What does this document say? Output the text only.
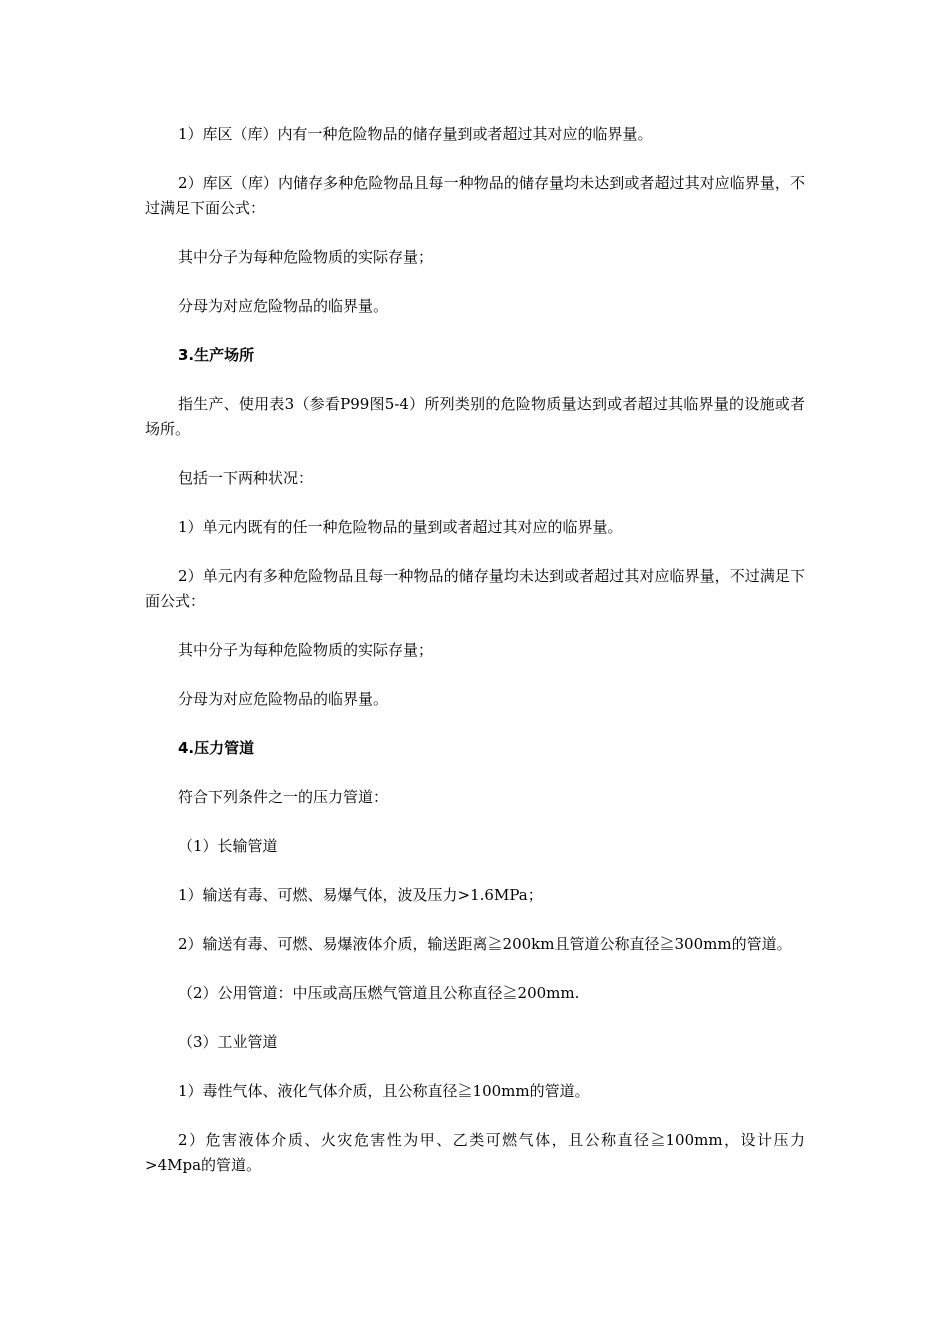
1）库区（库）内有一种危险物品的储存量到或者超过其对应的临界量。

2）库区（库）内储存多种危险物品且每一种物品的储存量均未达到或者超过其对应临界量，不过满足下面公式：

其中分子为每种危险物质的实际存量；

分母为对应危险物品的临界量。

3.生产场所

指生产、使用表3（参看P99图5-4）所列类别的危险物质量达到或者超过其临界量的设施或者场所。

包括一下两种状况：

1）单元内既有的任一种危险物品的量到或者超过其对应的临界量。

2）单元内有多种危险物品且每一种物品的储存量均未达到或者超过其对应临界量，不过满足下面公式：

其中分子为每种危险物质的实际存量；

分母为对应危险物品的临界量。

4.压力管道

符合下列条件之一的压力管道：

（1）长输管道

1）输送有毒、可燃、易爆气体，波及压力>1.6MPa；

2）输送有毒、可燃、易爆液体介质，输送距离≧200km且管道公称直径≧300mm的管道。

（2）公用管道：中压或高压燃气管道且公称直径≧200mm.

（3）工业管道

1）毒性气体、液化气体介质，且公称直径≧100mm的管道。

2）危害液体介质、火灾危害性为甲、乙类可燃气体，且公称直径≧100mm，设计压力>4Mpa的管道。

==

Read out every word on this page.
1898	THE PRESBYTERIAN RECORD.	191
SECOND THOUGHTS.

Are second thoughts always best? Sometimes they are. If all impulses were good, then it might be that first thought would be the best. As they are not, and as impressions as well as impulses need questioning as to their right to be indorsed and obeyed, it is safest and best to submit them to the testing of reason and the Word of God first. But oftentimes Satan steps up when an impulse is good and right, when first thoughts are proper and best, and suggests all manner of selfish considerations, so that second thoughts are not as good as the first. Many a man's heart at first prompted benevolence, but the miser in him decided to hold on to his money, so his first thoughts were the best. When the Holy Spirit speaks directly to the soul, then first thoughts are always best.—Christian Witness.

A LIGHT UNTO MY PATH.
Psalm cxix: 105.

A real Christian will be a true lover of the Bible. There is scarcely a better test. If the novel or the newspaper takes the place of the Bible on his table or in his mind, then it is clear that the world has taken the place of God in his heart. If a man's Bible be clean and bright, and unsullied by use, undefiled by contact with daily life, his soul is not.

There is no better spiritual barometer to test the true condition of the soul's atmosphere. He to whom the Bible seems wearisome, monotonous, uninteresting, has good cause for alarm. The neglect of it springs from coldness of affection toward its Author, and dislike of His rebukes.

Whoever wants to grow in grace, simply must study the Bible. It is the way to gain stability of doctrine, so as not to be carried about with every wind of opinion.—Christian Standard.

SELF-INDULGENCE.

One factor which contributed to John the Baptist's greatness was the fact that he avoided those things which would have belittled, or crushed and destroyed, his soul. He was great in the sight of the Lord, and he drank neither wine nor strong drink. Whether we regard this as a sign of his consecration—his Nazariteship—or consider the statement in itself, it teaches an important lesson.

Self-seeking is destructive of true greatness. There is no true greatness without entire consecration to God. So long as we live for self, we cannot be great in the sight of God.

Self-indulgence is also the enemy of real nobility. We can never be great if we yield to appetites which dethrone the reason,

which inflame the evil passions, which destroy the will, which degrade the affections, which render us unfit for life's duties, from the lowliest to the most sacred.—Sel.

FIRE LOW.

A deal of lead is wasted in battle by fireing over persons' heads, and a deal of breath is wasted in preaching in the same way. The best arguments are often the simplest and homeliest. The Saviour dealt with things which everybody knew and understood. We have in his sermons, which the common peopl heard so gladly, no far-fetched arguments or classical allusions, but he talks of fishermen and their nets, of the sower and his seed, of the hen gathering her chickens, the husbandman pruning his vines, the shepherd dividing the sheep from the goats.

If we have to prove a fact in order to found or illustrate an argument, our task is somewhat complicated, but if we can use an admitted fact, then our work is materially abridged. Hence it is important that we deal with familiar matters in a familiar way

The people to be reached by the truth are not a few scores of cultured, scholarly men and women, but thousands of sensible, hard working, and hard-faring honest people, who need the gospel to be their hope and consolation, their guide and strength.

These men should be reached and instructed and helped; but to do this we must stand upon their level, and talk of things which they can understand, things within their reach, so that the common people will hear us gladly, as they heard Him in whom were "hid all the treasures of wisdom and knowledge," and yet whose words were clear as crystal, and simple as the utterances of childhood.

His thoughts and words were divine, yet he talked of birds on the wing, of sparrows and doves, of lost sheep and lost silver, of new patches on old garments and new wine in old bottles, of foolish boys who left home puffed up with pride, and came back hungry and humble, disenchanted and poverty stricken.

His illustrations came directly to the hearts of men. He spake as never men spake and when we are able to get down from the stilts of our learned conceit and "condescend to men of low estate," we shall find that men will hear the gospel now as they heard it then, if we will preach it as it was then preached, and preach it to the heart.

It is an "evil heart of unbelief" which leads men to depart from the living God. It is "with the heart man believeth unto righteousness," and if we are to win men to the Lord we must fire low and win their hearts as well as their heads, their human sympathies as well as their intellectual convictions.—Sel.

...

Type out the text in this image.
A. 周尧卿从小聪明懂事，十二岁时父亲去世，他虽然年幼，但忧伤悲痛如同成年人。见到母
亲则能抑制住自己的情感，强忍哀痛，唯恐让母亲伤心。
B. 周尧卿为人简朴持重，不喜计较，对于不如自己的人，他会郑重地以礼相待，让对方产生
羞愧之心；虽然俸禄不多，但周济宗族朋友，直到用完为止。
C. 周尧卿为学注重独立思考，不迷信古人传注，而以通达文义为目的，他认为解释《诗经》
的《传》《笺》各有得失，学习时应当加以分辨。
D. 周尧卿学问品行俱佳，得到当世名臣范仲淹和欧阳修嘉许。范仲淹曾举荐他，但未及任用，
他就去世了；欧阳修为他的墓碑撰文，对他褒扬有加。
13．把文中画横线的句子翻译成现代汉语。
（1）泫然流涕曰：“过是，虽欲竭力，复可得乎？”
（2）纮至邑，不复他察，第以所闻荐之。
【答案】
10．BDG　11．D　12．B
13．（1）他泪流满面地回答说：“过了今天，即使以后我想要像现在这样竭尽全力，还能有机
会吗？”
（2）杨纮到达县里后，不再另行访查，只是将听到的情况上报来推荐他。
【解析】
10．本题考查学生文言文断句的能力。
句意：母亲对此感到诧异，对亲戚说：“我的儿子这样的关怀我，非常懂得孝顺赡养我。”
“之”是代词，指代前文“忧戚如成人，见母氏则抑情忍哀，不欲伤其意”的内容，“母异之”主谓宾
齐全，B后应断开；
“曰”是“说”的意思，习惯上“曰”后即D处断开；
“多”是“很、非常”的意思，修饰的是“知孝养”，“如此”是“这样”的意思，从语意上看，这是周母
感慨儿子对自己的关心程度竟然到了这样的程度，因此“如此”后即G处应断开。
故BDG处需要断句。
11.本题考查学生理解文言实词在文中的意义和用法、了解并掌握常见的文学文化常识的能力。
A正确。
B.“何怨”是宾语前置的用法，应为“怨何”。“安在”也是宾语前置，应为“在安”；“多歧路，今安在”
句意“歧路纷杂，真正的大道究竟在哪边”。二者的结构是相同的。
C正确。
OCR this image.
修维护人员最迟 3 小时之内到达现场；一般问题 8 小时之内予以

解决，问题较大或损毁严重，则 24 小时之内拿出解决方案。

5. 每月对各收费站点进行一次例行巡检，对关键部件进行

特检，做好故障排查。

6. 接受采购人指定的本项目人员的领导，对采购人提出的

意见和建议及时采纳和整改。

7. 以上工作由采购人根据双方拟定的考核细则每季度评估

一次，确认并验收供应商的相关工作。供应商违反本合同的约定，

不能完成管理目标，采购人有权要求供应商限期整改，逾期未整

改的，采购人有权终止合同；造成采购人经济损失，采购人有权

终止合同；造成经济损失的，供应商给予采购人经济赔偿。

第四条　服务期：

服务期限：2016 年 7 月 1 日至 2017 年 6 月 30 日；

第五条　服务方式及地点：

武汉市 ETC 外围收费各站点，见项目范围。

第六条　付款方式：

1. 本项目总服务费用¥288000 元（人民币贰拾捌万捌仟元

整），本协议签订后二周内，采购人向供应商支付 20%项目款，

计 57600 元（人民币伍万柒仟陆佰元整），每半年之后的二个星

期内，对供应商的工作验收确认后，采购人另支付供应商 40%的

◆ **Task requirements**
Find how many lines of the material carry the string "reason". Only the number should be in the answer.

◆ **Task result**
2